Word for word, restate every line of the listing that follows.

Recorded data:
----

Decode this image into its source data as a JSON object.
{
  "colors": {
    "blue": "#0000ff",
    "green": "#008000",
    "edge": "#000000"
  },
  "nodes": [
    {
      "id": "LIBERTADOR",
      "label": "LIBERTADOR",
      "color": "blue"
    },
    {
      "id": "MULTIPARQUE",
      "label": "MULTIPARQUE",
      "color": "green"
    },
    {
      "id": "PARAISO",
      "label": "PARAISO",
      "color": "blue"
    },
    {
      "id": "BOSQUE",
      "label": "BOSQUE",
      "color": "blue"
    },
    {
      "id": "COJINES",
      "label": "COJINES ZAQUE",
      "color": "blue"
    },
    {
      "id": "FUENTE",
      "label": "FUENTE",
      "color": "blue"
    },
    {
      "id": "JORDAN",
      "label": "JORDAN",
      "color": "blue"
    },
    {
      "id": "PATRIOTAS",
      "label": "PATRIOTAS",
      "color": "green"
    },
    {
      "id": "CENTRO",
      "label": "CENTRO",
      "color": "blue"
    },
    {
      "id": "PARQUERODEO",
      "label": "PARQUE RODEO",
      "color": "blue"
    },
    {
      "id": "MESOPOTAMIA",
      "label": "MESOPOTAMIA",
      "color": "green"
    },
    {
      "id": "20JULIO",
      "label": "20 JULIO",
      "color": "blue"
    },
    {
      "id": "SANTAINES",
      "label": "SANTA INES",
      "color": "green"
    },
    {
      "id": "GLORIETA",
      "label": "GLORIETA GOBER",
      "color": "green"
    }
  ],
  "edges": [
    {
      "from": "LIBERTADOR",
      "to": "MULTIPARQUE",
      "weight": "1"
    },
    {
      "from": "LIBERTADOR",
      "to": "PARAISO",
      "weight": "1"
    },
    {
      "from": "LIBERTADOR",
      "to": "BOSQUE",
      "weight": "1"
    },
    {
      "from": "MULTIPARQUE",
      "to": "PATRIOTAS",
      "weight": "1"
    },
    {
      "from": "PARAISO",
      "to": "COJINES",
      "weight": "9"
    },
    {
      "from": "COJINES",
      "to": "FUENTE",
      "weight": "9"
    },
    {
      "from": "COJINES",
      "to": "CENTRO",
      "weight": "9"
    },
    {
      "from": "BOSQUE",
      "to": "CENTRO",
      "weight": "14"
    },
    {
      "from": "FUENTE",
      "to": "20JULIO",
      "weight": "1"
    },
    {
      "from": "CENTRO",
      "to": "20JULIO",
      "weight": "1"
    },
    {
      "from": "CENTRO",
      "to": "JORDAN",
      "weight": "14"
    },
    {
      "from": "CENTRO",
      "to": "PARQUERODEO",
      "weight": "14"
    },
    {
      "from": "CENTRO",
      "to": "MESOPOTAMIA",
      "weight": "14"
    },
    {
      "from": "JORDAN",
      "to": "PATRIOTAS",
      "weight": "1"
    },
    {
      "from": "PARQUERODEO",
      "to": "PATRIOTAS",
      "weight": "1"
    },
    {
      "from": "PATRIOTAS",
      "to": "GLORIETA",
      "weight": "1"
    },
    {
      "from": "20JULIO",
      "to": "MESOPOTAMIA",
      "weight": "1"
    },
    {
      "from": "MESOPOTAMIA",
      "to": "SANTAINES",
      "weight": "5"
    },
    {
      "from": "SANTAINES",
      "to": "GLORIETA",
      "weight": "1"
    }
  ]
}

----

Finished task:
Decode this image into its source data as a JSON object.
{
  "colors": {
    "blue": "#0000ff",
    "green": "#008000",
    "edge": "#000000"
  },
  "nodes": [
    {
      "id": "LIBERTADOR",
      "label": "LIBERTADOR",
      "color": "blue"
    },
    {
      "id": "MULTIPARQUE",
      "label": "MULTIPARQUE",
      "color": "green"
    },
    {
      "id": "PARAISO",
      "label": "PARAISO",
      "color": "blue"
    },
    {
      "id": "BOSQUE",
      "label": "BOSQUE",
      "color": "blue"
    },
    {
      "id": "COJINES",
      "label": "COJINES ZAQUE",
      "color": "blue"
    },
    {
      "id": "FUENTE",
      "label": "FUENTE",
      "color": "blue"
    },
    {
      "id": "JORDAN",
      "label": "JORDAN",
      "color": "blue"
    },
    {
      "id": "PATRIOTAS",
      "label": "PATRIOTAS",
      "color": "green"
    },
    {
      "id": "CENTRO",
      "label": "CENTRO",
      "color": "blue"
    },
    {
      "id": "PARQUERODEO",
      "label": "PARQUE RODEO",
      "color": "blue"
    },
    {
      "id": "MESOPOTAMIA",
      "label": "MESOPOTAMIA",
      "color": "green"
    },
    {
      "id": "20JULIO",
      "label": "20 JULIO",
      "color": "blue"
    },
    {
      "id": "SANTAINES",
      "label": "SANTA INES",
      "color": "green"
    },
    {
      "id": "GLORIETA",
      "label": "GLORIETA GOBER",
      "color": "green"
    }
  ],
  "edges": [
    {
      "from": "LIBERTADOR",
      "to": "MULTIPARQUE",
      "weight": "1"
    },
    {
      "from": "LIBERTADOR",
      "to": "PARAISO",
      "weight": "1"
    },
    {
      "from": "LIBERTADOR",
      "to": "BOSQUE",
      "weight": "1"
    },
    {
      "from": "MULTIPARQUE",
      "to": "PATRIOTAS",
      "weight": "1"
    },
    {
      "from": "PARAISO",
      "to": "COJINES",
      "weight": "9"
    },
    {
      "from": "COJINES",
      "to": "FUENTE",
      "weight": "9"
    },
    {
      "from": "COJINES",
      "to": "CENTRO",
      "weight": "9"
    },
    {
      "from": "BOSQUE",
      "to": "CENTRO",
      "weight": "14"
    },
    {
      "from": "FUENTE",
      "to": "20JULIO",
      "weight": "1"
    },
    {
      "from": "CENTRO",
      "to": "20JULIO",
      "weight": "1"
    },
    {
      "from": "CENTRO",
      "to": "JORDAN",
      "weight": "14"
    },
    {
      "from": "CENTRO",
      "to": "PARQUERODEO",
      "weight": "14"
    },
    {
      "from": "CENTRO",
      "to": "MESOPOTAMIA",
      "weight": "14"
    },
    {
      "from": "JORDAN",
      "to": "PATRIOTAS",
      "weight": "1"
    },
    {
      "from": "PARQUERODEO",
      "to": "PATRIOTAS",
      "weight": "1"
    },
    {
      "from": "PATRIOTAS",
      "to": "GLORIETA",
      "weight": "1"
    },
    {
      "from": "20JULIO",
      "to": "MESOPOTAMIA",
      "weight": "1"
    },
    {
      "from": "MESOPOTAMIA",
      "to": "SANTAINES",
      "weight": "5"
    },
    {
      "from": "SANTAINES",
      "to": "GLORIETA",
      "weight": "1"
    }
  ]
}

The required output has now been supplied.